> Work to be completed:
Repeat, without any change, the entries presented below.

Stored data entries
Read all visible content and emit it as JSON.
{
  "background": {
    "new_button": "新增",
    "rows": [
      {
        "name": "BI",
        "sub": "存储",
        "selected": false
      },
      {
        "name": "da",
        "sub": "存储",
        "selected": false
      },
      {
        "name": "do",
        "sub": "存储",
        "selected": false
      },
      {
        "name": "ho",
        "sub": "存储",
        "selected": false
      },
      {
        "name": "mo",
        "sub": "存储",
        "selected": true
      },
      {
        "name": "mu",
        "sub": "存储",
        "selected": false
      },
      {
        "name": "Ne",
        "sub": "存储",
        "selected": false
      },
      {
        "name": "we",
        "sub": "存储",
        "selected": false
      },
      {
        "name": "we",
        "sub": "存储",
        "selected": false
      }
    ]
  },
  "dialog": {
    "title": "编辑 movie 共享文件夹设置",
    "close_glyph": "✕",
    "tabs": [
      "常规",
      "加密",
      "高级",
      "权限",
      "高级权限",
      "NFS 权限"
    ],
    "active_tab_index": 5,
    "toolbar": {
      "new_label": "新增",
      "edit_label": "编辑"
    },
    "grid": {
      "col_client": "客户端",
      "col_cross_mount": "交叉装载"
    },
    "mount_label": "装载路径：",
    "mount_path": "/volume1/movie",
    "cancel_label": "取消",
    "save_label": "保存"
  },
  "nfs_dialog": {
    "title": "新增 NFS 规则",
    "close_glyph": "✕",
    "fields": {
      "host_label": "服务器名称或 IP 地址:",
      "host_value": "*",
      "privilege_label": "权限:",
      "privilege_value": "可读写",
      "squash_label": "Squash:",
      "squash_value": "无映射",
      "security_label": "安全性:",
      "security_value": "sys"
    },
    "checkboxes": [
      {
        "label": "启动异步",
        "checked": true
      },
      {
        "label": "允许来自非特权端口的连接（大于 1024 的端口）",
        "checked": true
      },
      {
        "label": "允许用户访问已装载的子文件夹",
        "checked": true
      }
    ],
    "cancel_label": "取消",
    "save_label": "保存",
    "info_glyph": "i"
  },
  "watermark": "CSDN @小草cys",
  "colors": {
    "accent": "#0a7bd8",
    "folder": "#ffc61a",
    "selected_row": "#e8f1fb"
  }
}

> Result for this task:
Read all visible content and emit it as JSON.
{
  "background": {
    "new_button": "新增",
    "rows": [
      {
        "name": "BI",
        "sub": "存储",
        "selected": false
      },
      {
        "name": "da",
        "sub": "存储",
        "selected": false
      },
      {
        "name": "do",
        "sub": "存储",
        "selected": false
      },
      {
        "name": "ho",
        "sub": "存储",
        "selected": false
      },
      {
        "name": "mo",
        "sub": "存储",
        "selected": true
      },
      {
        "name": "mu",
        "sub": "存储",
        "selected": false
      },
      {
        "name": "Ne",
        "sub": "存储",
        "selected": false
      },
      {
        "name": "we",
        "sub": "存储",
        "selected": false
      },
      {
        "name": "we",
        "sub": "存储",
        "selected": false
      }
    ]
  },
  "dialog": {
    "title": "编辑 movie 共享文件夹设置",
    "close_glyph": "✕",
    "tabs": [
      "常规",
      "加密",
      "高级",
      "权限",
      "高级权限",
      "NFS 权限"
    ],
    "active_tab_index": 5,
    "toolbar": {
      "new_label": "新增",
      "edit_label": "编辑"
    },
    "grid": {
      "col_client": "客户端",
      "col_cross_mount": "交叉装载"
    },
    "mount_label": "装载路径：",
    "mount_path": "/volume1/movie",
    "cancel_label": "取消",
    "save_label": "保存"
  },
  "nfs_dialog": {
    "title": "新增 NFS 规则",
    "close_glyph": "✕",
    "fields": {
      "host_label": "服务器名称或 IP 地址:",
      "host_value": "*",
      "privilege_label": "权限:",
      "privilege_value": "可读写",
      "squash_label": "Squash:",
      "squash_value": "无映射",
      "security_label": "安全性:",
      "security_value": "sys"
    },
    "checkboxes": [
      {
        "label": "启动异步",
        "checked": true
      },
      {
        "label": "允许来自非特权端口的连接（大于 1024 的端口）",
        "checked": true
      },
      {
        "label": "允许用户访问已装载的子文件夹",
        "checked": true
      }
    ],
    "cancel_label": "取消",
    "save_label": "保存",
    "info_glyph": "i"
  },
  "watermark": "CSDN @小草cys",
  "colors": {
    "accent": "#0a7bd8",
    "folder": "#ffc61a",
    "selected_row": "#e8f1fb"
  }
}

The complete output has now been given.